Task:
Return the whole listing, keeping every character the same.

Data extract:
————
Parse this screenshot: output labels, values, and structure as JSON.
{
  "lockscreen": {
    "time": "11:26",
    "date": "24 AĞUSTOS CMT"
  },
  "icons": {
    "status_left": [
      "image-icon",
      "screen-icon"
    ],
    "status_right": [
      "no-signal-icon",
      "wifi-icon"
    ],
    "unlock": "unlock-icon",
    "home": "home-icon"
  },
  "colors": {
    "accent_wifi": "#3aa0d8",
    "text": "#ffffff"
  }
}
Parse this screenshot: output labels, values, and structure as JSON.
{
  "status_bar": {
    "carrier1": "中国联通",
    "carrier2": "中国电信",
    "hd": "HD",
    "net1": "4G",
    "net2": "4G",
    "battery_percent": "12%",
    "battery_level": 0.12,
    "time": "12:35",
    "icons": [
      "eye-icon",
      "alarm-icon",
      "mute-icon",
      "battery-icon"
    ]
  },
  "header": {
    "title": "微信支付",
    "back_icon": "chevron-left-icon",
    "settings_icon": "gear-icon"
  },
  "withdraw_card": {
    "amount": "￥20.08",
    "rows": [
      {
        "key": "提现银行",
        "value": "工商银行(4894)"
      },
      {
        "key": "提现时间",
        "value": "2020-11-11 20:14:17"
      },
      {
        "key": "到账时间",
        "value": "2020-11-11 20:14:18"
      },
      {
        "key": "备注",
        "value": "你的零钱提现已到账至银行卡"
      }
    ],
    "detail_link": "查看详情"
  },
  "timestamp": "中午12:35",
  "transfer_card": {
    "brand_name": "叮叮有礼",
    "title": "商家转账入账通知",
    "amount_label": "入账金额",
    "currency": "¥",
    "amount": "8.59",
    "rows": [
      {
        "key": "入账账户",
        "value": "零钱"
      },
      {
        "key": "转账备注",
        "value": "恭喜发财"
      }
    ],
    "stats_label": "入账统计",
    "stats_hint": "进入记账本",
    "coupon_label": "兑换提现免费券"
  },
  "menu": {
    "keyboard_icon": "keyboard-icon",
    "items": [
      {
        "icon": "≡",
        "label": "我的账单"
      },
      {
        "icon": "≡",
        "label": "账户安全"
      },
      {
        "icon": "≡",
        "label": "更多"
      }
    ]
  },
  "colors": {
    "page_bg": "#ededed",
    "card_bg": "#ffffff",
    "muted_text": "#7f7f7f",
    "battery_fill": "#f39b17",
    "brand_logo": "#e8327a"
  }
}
————
Result below:
Parse this screenshot: output labels, values, and structure as JSON.
{
  "lockscreen": {
    "time": "11:26",
    "date": "24 AĞUSTOS CMT"
  },
  "icons": {
    "status_left": [
      "image-icon",
      "screen-icon"
    ],
    "status_right": [
      "no-signal-icon",
      "wifi-icon"
    ],
    "unlock": "unlock-icon",
    "home": "home-icon"
  },
  "colors": {
    "accent_wifi": "#3aa0d8",
    "text": "#ffffff"
  }
}
Parse this screenshot: output labels, values, and structure as JSON.
{
  "status_bar": {
    "carrier1": "中国联通",
    "carrier2": "中国电信",
    "hd": "HD",
    "net1": "4G",
    "net2": "4G",
    "battery_percent": "12%",
    "battery_level": 0.12,
    "time": "12:35",
    "icons": [
      "eye-icon",
      "alarm-icon",
      "mute-icon",
      "battery-icon"
    ]
  },
  "header": {
    "title": "微信支付",
    "back_icon": "chevron-left-icon",
    "settings_icon": "gear-icon"
  },
  "withdraw_card": {
    "amount": "￥20.08",
    "rows": [
      {
        "key": "提现银行",
        "value": "工商银行(4894)"
      },
      {
        "key": "提现时间",
        "value": "2020-11-11 20:14:17"
      },
      {
        "key": "到账时间",
        "value": "2020-11-11 20:14:18"
      },
      {
        "key": "备注",
        "value": "你的零钱提现已到账至银行卡"
      }
    ],
    "detail_link": "查看详情"
  },
  "timestamp": "中午12:35",
  "transfer_card": {
    "brand_name": "叮叮有礼",
    "title": "商家转账入账通知",
    "amount_label": "入账金额",
    "currency": "¥",
    "amount": "8.59",
    "rows": [
      {
        "key": "入账账户",
        "value": "零钱"
      },
      {
        "key": "转账备注",
        "value": "恭喜发财"
      }
    ],
    "stats_label": "入账统计",
    "stats_hint": "进入记账本",
    "coupon_label": "兑换提现免费券"
  },
  "menu": {
    "keyboard_icon": "keyboard-icon",
    "items": [
      {
        "icon": "≡",
        "label": "我的账单"
      },
      {
        "icon": "≡",
        "label": "账户安全"
      },
      {
        "icon": "≡",
        "label": "更多"
      }
    ]
  },
  "colors": {
    "page_bg": "#ededed",
    "card_bg": "#ffffff",
    "muted_text": "#7f7f7f",
    "battery_fill": "#f39b17",
    "brand_logo": "#e8327a"
  }
}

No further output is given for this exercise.